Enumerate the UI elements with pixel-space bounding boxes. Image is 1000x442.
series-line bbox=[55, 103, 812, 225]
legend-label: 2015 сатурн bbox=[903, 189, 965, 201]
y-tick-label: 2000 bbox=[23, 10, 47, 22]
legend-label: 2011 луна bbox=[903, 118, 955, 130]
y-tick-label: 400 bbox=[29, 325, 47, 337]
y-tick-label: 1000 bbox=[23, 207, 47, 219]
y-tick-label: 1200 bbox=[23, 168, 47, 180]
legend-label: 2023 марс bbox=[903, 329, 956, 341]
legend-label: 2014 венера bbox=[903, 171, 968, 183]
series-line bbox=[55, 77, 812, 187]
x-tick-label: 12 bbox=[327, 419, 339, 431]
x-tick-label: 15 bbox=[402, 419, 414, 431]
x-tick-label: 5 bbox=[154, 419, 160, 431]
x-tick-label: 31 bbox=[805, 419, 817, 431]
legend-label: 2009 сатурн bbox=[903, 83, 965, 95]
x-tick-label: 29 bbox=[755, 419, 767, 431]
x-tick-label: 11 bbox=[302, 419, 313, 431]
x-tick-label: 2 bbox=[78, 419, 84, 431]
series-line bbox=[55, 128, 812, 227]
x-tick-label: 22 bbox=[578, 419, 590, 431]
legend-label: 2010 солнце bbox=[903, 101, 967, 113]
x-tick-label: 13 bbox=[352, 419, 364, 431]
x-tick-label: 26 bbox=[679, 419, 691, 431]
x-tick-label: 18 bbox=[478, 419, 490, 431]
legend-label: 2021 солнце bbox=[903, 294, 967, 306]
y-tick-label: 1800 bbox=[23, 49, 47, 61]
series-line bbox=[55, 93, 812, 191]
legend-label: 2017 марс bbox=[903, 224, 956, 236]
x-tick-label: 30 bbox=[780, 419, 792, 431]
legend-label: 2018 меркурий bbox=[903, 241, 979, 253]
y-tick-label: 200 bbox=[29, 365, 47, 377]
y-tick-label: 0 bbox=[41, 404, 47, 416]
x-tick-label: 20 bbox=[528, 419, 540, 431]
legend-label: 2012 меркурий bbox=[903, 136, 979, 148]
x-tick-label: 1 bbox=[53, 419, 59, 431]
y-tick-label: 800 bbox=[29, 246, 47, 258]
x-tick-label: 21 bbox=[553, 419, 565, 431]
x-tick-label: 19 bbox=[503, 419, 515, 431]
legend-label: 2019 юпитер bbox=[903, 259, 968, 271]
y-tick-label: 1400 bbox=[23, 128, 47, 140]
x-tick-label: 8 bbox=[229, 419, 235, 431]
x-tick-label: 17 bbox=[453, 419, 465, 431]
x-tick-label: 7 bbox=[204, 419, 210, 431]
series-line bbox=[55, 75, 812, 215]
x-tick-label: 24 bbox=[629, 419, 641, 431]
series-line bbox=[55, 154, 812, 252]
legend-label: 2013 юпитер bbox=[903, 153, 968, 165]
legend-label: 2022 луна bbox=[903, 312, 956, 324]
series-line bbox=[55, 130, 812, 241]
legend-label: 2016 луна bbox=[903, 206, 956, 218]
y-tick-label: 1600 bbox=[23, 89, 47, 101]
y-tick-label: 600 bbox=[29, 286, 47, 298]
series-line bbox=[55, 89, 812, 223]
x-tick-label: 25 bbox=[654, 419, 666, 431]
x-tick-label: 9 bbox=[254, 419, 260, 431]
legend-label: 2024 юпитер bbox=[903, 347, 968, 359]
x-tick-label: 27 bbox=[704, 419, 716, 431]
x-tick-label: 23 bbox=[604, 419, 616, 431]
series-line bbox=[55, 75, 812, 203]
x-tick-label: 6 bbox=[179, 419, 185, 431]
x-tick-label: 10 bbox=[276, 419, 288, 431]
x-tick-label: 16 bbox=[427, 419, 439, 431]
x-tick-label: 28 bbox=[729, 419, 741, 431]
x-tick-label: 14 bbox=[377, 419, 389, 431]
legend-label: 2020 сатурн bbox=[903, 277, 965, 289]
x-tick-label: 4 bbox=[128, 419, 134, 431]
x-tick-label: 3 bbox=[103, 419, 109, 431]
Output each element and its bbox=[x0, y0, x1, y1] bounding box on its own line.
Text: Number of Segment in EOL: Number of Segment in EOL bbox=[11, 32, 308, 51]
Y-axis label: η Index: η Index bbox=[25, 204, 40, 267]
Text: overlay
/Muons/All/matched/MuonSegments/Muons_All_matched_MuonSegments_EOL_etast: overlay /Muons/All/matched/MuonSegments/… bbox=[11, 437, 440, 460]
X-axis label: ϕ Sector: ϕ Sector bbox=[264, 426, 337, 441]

## DIRECTIVE:
Set out every line of all the rows above as a Markdown table with two columns, Line No. and Entry, numbering the lines in order and leaving out any blank ones.

## SOLUTION FOR THIS PROBLEM:
| Line No. | Entry |
|---|---|
| 1 | Enumerate the UI elements with pixel-space bounding boxes. Image is 1000x442. |
| 2 | series-line bbox=[55, 103, 812, 225] |
| 3 | legend-label: 2015 сатурн bbox=[903, 189, 965, 201] |
| 4 | y-tick-label: 2000 bbox=[23, 10, 47, 22] |
| 5 | legend-label: 2011 луна bbox=[903, 118, 955, 130] |
| 6 | y-tick-label: 400 bbox=[29, 325, 47, 337] |
| 7 | y-tick-label: 1000 bbox=[23, 207, 47, 219] |
| 8 | y-tick-label: 1200 bbox=[23, 168, 47, 180] |
| 9 | legend-label: 2023 марс bbox=[903, 329, 956, 341] |
| 10 | legend-label: 2014 венера bbox=[903, 171, 968, 183] |
| 11 | series-line bbox=[55, 77, 812, 187] |
| 12 | x-tick-label: 12 bbox=[327, 419, 339, 431] |
| 13 | x-tick-label: 15 bbox=[402, 419, 414, 431] |
| 14 | x-tick-label: 5 bbox=[154, 419, 160, 431] |
| 15 | x-tick-label: 31 bbox=[805, 419, 817, 431] |
| 16 | legend-label: 2009 сатурн bbox=[903, 83, 965, 95] |
| 17 | x-tick-label: 29 bbox=[755, 419, 767, 431] |
| 18 | x-tick-label: 11 bbox=[302, 419, 313, 431] |
| 19 | x-tick-label: 2 bbox=[78, 419, 84, 431] |
| 20 | series-line bbox=[55, 128, 812, 227] |
| 21 | x-tick-label: 22 bbox=[578, 419, 590, 431] |
| 22 | legend-label: 2010 солнце bbox=[903, 101, 967, 113] |
| 23 | x-tick-label: 13 bbox=[352, 419, 364, 431] |
| 24 | x-tick-label: 26 bbox=[679, 419, 691, 431] |
| 25 | x-tick-label: 18 bbox=[478, 419, 490, 431] |
| 26 | legend-label: 2021 солнце bbox=[903, 294, 967, 306] |
| 27 | y-tick-label: 1800 bbox=[23, 49, 47, 61] |
| 28 | series-line bbox=[55, 93, 812, 191] |
| 29 | legend-label: 2017 марс bbox=[903, 224, 956, 236] |
| 30 | x-tick-label: 30 bbox=[780, 419, 792, 431] |
| 31 | legend-label: 2018 меркурий bbox=[903, 241, 979, 253] |
| 32 | y-tick-label: 200 bbox=[29, 365, 47, 377] |
| 33 | y-tick-label: 0 bbox=[41, 404, 47, 416] |
| 34 | x-tick-label: 20 bbox=[528, 419, 540, 431] |
| 35 | legend-label: 2012 меркурий bbox=[903, 136, 979, 148] |
| 36 | x-tick-label: 1 bbox=[53, 419, 59, 431] |
| 37 | y-tick-label: 800 bbox=[29, 246, 47, 258] |
| 38 | x-tick-label: 21 bbox=[553, 419, 565, 431] |
| 39 | x-tick-label: 19 bbox=[503, 419, 515, 431] |
| 40 | legend-label: 2019 юпитер bbox=[903, 259, 968, 271] |
| 41 | y-tick-label: 1400 bbox=[23, 128, 47, 140] |
| 42 | x-tick-label: 8 bbox=[229, 419, 235, 431] |
| 43 | x-tick-label: 17 bbox=[453, 419, 465, 431] |
| 44 | x-tick-label: 7 bbox=[204, 419, 210, 431] |
| 45 | series-line bbox=[55, 75, 812, 215] |
| 46 | x-tick-label: 24 bbox=[629, 419, 641, 431] |
| 47 | series-line bbox=[55, 154, 812, 252] |
| 48 | legend-label: 2013 юпитер bbox=[903, 153, 968, 165] |
| 49 | legend-label: 2022 луна bbox=[903, 312, 956, 324] |
| 50 | series-line bbox=[55, 130, 812, 241] |
| 51 | legend-label: 2016 луна bbox=[903, 206, 956, 218] |
| 52 | y-tick-label: 1600 bbox=[23, 89, 47, 101] |
| 53 | y-tick-label: 600 bbox=[29, 286, 47, 298] |
| 54 | series-line bbox=[55, 89, 812, 223] |
| 55 | x-tick-label: 25 bbox=[654, 419, 666, 431] |
| 56 | x-tick-label: 9 bbox=[254, 419, 260, 431] |
| 57 | legend-label: 2024 юпитер bbox=[903, 347, 968, 359] |
| 58 | x-tick-label: 27 bbox=[704, 419, 716, 431] |
| 59 | x-tick-label: 23 bbox=[604, 419, 616, 431] |
| 60 | series-line bbox=[55, 75, 812, 203] |
| 61 | x-tick-label: 6 bbox=[179, 419, 185, 431] |
| 62 | x-tick-label: 10 bbox=[276, 419, 288, 431] |
| 63 | x-tick-label: 16 bbox=[427, 419, 439, 431] |
| 64 | x-tick-label: 28 bbox=[729, 419, 741, 431] |
| 65 | x-tick-label: 14 bbox=[377, 419, 389, 431] |
| 66 | legend-label: 2020 сатурн bbox=[903, 277, 965, 289] |
| 67 | x-tick-label: 4 bbox=[128, 419, 134, 431] |
| 68 | x-tick-label: 3 bbox=[103, 419, 109, 431] |
| 69 | Output each element and its bbox=[x0, y0, x1, y1] bounding box on its own line. |
| 70 | Text: Number of Segment in EOL: Number of Segment in EOL bbox=[11, 32, 308, 51] |
| 71 | Y-axis label: η Index: η Index bbox=[25, 204, 40, 267] |
| 72 | Text: overlay |
| 73 | /Muons/All/matched/MuonSegments/Muons_All_matched_MuonSegments_EOL_etast: overlay /Muons/All/matched/MuonSegments/… bbox=[11, 437, 440, 460] |
| 74 | X-axis label: ϕ Sector: ϕ Sector bbox=[264, 426, 337, 441] |